**Work order:** Extract all lines that hold "time" from the records below.

**Source data:**
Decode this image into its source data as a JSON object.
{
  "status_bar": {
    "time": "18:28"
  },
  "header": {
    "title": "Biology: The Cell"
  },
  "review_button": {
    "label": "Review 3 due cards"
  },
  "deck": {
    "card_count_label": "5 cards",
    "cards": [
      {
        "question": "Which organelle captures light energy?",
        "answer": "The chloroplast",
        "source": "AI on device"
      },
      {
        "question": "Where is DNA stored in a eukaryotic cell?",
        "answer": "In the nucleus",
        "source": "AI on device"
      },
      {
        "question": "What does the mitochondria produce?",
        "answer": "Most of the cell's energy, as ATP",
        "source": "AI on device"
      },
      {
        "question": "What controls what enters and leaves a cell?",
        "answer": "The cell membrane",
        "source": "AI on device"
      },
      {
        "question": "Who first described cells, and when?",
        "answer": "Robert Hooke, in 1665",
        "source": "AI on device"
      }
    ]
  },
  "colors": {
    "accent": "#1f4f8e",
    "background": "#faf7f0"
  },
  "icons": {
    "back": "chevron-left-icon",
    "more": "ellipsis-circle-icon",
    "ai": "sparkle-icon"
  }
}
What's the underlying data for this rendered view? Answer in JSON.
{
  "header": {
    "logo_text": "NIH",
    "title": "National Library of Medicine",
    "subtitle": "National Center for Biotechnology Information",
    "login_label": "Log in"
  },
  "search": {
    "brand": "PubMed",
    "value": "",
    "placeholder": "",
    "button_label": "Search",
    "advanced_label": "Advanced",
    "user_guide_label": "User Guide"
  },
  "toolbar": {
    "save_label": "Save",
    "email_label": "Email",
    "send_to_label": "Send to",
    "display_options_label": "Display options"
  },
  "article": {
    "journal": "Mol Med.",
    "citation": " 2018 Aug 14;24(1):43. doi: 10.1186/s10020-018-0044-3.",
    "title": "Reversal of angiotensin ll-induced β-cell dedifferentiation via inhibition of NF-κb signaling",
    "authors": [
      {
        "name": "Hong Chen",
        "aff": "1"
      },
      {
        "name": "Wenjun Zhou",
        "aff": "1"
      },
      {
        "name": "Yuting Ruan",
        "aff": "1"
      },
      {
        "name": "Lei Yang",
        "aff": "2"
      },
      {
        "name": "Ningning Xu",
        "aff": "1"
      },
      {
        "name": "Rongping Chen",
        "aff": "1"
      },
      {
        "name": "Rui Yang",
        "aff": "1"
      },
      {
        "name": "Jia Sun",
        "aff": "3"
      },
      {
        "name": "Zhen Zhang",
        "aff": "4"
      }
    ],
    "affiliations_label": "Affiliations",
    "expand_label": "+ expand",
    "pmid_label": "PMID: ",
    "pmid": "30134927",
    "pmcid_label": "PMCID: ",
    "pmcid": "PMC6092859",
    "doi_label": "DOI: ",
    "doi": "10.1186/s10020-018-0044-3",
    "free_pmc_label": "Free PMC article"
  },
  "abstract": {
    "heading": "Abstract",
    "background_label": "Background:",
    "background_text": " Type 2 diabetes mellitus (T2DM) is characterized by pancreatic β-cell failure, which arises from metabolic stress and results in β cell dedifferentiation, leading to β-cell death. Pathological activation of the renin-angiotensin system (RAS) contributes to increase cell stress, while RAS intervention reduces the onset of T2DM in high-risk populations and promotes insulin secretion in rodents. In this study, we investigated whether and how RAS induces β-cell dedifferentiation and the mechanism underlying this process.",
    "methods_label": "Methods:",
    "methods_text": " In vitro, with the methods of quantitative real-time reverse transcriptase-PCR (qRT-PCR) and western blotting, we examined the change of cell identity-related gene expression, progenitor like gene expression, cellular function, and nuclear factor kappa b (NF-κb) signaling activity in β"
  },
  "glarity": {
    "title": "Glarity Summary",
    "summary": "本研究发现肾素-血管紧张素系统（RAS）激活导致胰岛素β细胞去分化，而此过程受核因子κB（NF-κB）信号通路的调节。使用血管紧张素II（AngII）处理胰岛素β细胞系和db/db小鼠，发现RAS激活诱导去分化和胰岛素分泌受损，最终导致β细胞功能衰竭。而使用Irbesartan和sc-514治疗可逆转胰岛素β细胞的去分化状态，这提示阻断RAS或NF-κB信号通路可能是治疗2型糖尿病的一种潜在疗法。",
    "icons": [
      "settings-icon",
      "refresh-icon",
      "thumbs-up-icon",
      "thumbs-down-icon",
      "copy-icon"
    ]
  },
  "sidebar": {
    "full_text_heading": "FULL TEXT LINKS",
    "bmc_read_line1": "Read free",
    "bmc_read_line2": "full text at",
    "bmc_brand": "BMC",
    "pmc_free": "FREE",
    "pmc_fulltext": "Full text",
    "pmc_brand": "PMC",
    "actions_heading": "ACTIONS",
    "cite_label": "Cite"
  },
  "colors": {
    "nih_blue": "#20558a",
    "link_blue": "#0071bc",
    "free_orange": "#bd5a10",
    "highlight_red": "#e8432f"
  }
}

**Task answer:**
    "time": "18:28"
    "methods_text": " In vitro, with the methods of quantitative real-time reverse transcriptase-PCR (qRT-PCR) and western blotting, we examined the change of cell identity-related gene expression, progenitor like gene expression, cellular function, and nuclear factor kappa b (NF-κb) signaling activity in β"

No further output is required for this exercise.